Collected data entries:
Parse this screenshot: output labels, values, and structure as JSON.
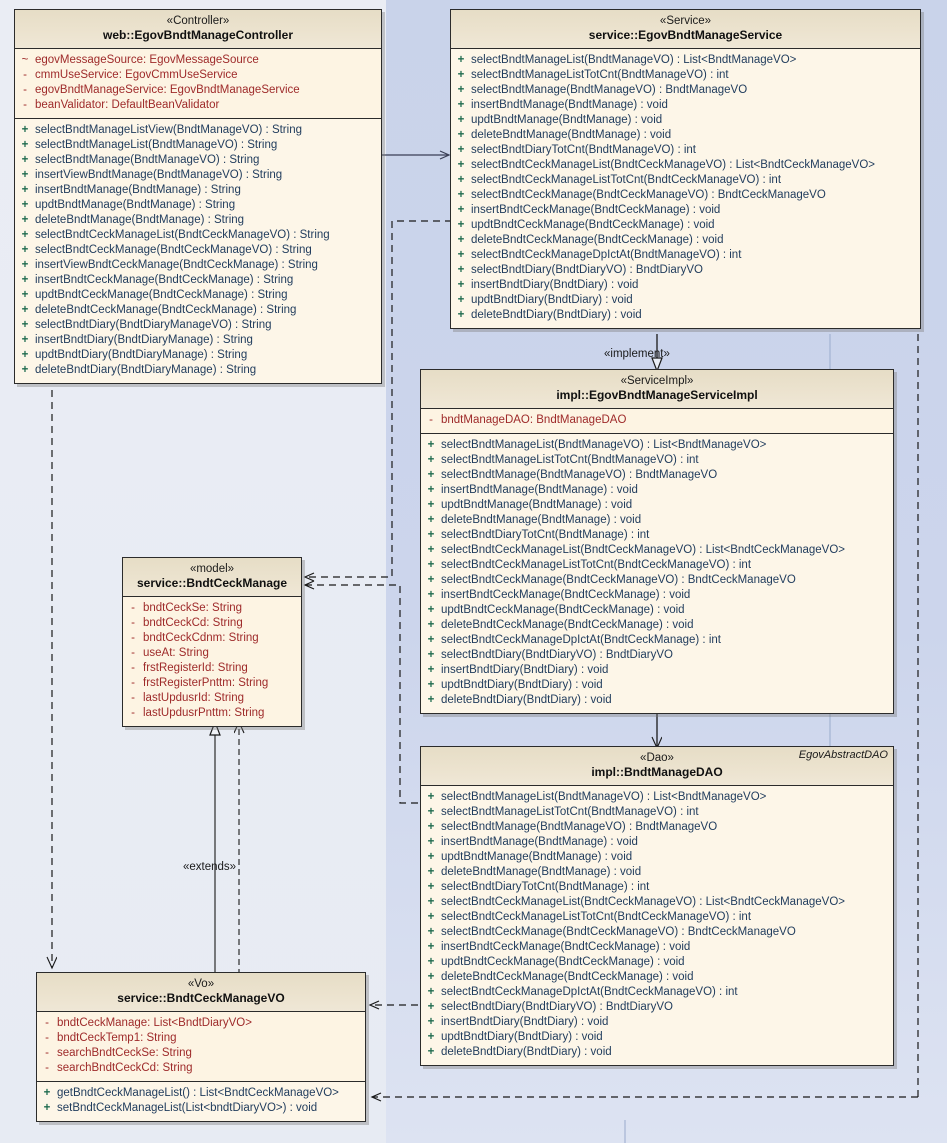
{
  "diagram": {
    "title": "UML Class Diagram - EgovBndtManage",
    "background_left": "#eceff6",
    "background_right": "#ccd5ec"
  },
  "classes": {
    "controller": {
      "stereotype": "«Controller»",
      "name": "web::EgovBndtManageController",
      "attributes": [
        {
          "vis": "~",
          "text": "egovMessageSource:  EgovMessageSource"
        },
        {
          "vis": "-",
          "text": "cmmUseService:  EgovCmmUseService"
        },
        {
          "vis": "-",
          "text": "egovBndtManageService:  EgovBndtManageService"
        },
        {
          "vis": "-",
          "text": "beanValidator:  DefaultBeanValidator"
        }
      ],
      "operations": [
        {
          "vis": "+",
          "text": "selectBndtManageListView(BndtManageVO) : String"
        },
        {
          "vis": "+",
          "text": "selectBndtManageList(BndtManageVO) : String"
        },
        {
          "vis": "+",
          "text": "selectBndtManage(BndtManageVO) : String"
        },
        {
          "vis": "+",
          "text": "insertViewBndtManage(BndtManageVO) : String"
        },
        {
          "vis": "+",
          "text": "insertBndtManage(BndtManage) : String"
        },
        {
          "vis": "+",
          "text": "updtBndtManage(BndtManage) : String"
        },
        {
          "vis": "+",
          "text": "deleteBndtManage(BndtManage) : String"
        },
        {
          "vis": "+",
          "text": "selectBndtCeckManageList(BndtCeckManageVO) : String"
        },
        {
          "vis": "+",
          "text": "selectBndtCeckManage(BndtCeckManageVO) : String"
        },
        {
          "vis": "+",
          "text": "insertViewBndtCeckManage(BndtCeckManage) : String"
        },
        {
          "vis": "+",
          "text": "insertBndtCeckManage(BndtCeckManage) : String"
        },
        {
          "vis": "+",
          "text": "updtBndtCeckManage(BndtCeckManage) : String"
        },
        {
          "vis": "+",
          "text": "deleteBndtCeckManage(BndtCeckManage) : String"
        },
        {
          "vis": "+",
          "text": "selectBndtDiary(BndtDiaryManageVO) : String"
        },
        {
          "vis": "+",
          "text": "insertBndtDiary(BndtDiaryManage) : String"
        },
        {
          "vis": "+",
          "text": "updtBndtDiary(BndtDiaryManage) : String"
        },
        {
          "vis": "+",
          "text": "deleteBndtDiary(BndtDiaryManage) : String"
        }
      ]
    },
    "service": {
      "stereotype": "«Service»",
      "name": "service::EgovBndtManageService",
      "attributes": [],
      "operations": [
        {
          "vis": "+",
          "text": "selectBndtManageList(BndtManageVO) : List<BndtManageVO>"
        },
        {
          "vis": "+",
          "text": "selectBndtManageListTotCnt(BndtManageVO) : int"
        },
        {
          "vis": "+",
          "text": "selectBndtManage(BndtManageVO) : BndtManageVO"
        },
        {
          "vis": "+",
          "text": "insertBndtManage(BndtManage) : void"
        },
        {
          "vis": "+",
          "text": "updtBndtManage(BndtManage) : void"
        },
        {
          "vis": "+",
          "text": "deleteBndtManage(BndtManage) : void"
        },
        {
          "vis": "+",
          "text": "selectBndtDiaryTotCnt(BndtManageVO) : int"
        },
        {
          "vis": "+",
          "text": "selectBndtCeckManageList(BndtCeckManageVO) : List<BndtCeckManageVO>"
        },
        {
          "vis": "+",
          "text": "selectBndtCeckManageListTotCnt(BndtCeckManageVO) : int"
        },
        {
          "vis": "+",
          "text": "selectBndtCeckManage(BndtCeckManageVO) : BndtCeckManageVO"
        },
        {
          "vis": "+",
          "text": "insertBndtCeckManage(BndtCeckManage) : void"
        },
        {
          "vis": "+",
          "text": "updtBndtCeckManage(BndtCeckManage) : void"
        },
        {
          "vis": "+",
          "text": "deleteBndtCeckManage(BndtCeckManage) : void"
        },
        {
          "vis": "+",
          "text": "selectBndtCeckManageDpIctAt(BndtManageVO) : int"
        },
        {
          "vis": "+",
          "text": "selectBndtDiary(BndtDiaryVO) : BndtDiaryVO"
        },
        {
          "vis": "+",
          "text": "insertBndtDiary(BndtDiary) : void"
        },
        {
          "vis": "+",
          "text": "updtBndtDiary(BndtDiary) : void"
        },
        {
          "vis": "+",
          "text": "deleteBndtDiary(BndtDiary) : void"
        }
      ]
    },
    "serviceimpl": {
      "stereotype": "«ServiceImpl»",
      "name": "impl::EgovBndtManageServiceImpl",
      "attributes": [
        {
          "vis": "-",
          "text": "bndtManageDAO:  BndtManageDAO"
        }
      ],
      "operations": [
        {
          "vis": "+",
          "text": "selectBndtManageList(BndtManageVO) : List<BndtManageVO>"
        },
        {
          "vis": "+",
          "text": "selectBndtManageListTotCnt(BndtManageVO) : int"
        },
        {
          "vis": "+",
          "text": "selectBndtManage(BndtManageVO) : BndtManageVO"
        },
        {
          "vis": "+",
          "text": "insertBndtManage(BndtManage) : void"
        },
        {
          "vis": "+",
          "text": "updtBndtManage(BndtManage) : void"
        },
        {
          "vis": "+",
          "text": "deleteBndtManage(BndtManage) : void"
        },
        {
          "vis": "+",
          "text": "selectBndtDiaryTotCnt(BndtManage) : int"
        },
        {
          "vis": "+",
          "text": "selectBndtCeckManageList(BndtCeckManageVO) : List<BndtCeckManageVO>"
        },
        {
          "vis": "+",
          "text": "selectBndtCeckManageListTotCnt(BndtCeckManageVO) : int"
        },
        {
          "vis": "+",
          "text": "selectBndtCeckManage(BndtCeckManageVO) : BndtCeckManageVO"
        },
        {
          "vis": "+",
          "text": "insertBndtCeckManage(BndtCeckManage) : void"
        },
        {
          "vis": "+",
          "text": "updtBndtCeckManage(BndtCeckManage) : void"
        },
        {
          "vis": "+",
          "text": "deleteBndtCeckManage(BndtCeckManage) : void"
        },
        {
          "vis": "+",
          "text": "selectBndtCeckManageDpIctAt(BndtCeckManage) : int"
        },
        {
          "vis": "+",
          "text": "selectBndtDiary(BndtDiaryVO) : BndtDiaryVO"
        },
        {
          "vis": "+",
          "text": "insertBndtDiary(BndtDiary) : void"
        },
        {
          "vis": "+",
          "text": "updtBndtDiary(BndtDiary) : void"
        },
        {
          "vis": "+",
          "text": "deleteBndtDiary(BndtDiary) : void"
        }
      ]
    },
    "dao": {
      "stereotype": "«Dao»",
      "name": "impl::BndtManageDAO",
      "corner_note": "EgovAbstractDAO",
      "attributes": [],
      "operations": [
        {
          "vis": "+",
          "text": "selectBndtManageList(BndtManageVO) : List<BndtManageVO>"
        },
        {
          "vis": "+",
          "text": "selectBndtManageListTotCnt(BndtManageVO) : int"
        },
        {
          "vis": "+",
          "text": "selectBndtManage(BndtManageVO) : BndtManageVO"
        },
        {
          "vis": "+",
          "text": "insertBndtManage(BndtManage) : void"
        },
        {
          "vis": "+",
          "text": "updtBndtManage(BndtManage) : void"
        },
        {
          "vis": "+",
          "text": "deleteBndtManage(BndtManage) : void"
        },
        {
          "vis": "+",
          "text": "selectBndtDiaryTotCnt(BndtManage) : int"
        },
        {
          "vis": "+",
          "text": "selectBndtCeckManageList(BndtCeckManageVO) : List<BndtCeckManageVO>"
        },
        {
          "vis": "+",
          "text": "selectBndtCeckManageListTotCnt(BndtCeckManageVO) : int"
        },
        {
          "vis": "+",
          "text": "selectBndtCeckManage(BndtCeckManageVO) : BndtCeckManageVO"
        },
        {
          "vis": "+",
          "text": "insertBndtCeckManage(BndtCeckManage) : void"
        },
        {
          "vis": "+",
          "text": "updtBndtCeckManage(BndtCeckManage) : void"
        },
        {
          "vis": "+",
          "text": "deleteBndtCeckManage(BndtCeckManage) : void"
        },
        {
          "vis": "+",
          "text": "selectBndtCeckManageDpIctAt(BndtCeckManageVO) : int"
        },
        {
          "vis": "+",
          "text": "selectBndtDiary(BndtDiaryVO) : BndtDiaryVO"
        },
        {
          "vis": "+",
          "text": "insertBndtDiary(BndtDiary) : void"
        },
        {
          "vis": "+",
          "text": "updtBndtDiary(BndtDiary) : void"
        },
        {
          "vis": "+",
          "text": "deleteBndtDiary(BndtDiary) : void"
        }
      ]
    },
    "model": {
      "stereotype": "«model»",
      "name": "service::BndtCeckManage",
      "attributes": [
        {
          "vis": "-",
          "text": "bndtCeckSe:  String"
        },
        {
          "vis": "-",
          "text": "bndtCeckCd:  String"
        },
        {
          "vis": "-",
          "text": "bndtCeckCdnm:  String"
        },
        {
          "vis": "-",
          "text": "useAt:  String"
        },
        {
          "vis": "-",
          "text": "frstRegisterId:  String"
        },
        {
          "vis": "-",
          "text": "frstRegisterPnttm:  String"
        },
        {
          "vis": "-",
          "text": "lastUpdusrId:  String"
        },
        {
          "vis": "-",
          "text": "lastUpdusrPnttm:  String"
        }
      ],
      "operations": []
    },
    "vo": {
      "stereotype": "«Vo»",
      "name": "service::BndtCeckManageVO",
      "attributes": [
        {
          "vis": "-",
          "text": "bndtCeckManage:  List<BndtDiaryVO>"
        },
        {
          "vis": "-",
          "text": "bndtCeckTemp1:  String"
        },
        {
          "vis": "-",
          "text": "searchBndtCeckSe:  String"
        },
        {
          "vis": "-",
          "text": "searchBndtCeckCd:  String"
        }
      ],
      "operations": [
        {
          "vis": "+",
          "text": "getBndtCeckManageList() : List<BndtCeckManageVO>"
        },
        {
          "vis": "+",
          "text": "setBndtCeckManageList(List<bndtDiaryVO>) : void"
        }
      ]
    }
  },
  "edges": [
    {
      "id": "implement",
      "label": "«implement»",
      "kind": "realization"
    },
    {
      "id": "extends",
      "label": "«extends»",
      "kind": "generalization"
    }
  ]
}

- [Stated problem] Pick out the lines that contain "kind" and copy them.

- [Answer below]
      "kind": "realization"
      "kind": "generalization"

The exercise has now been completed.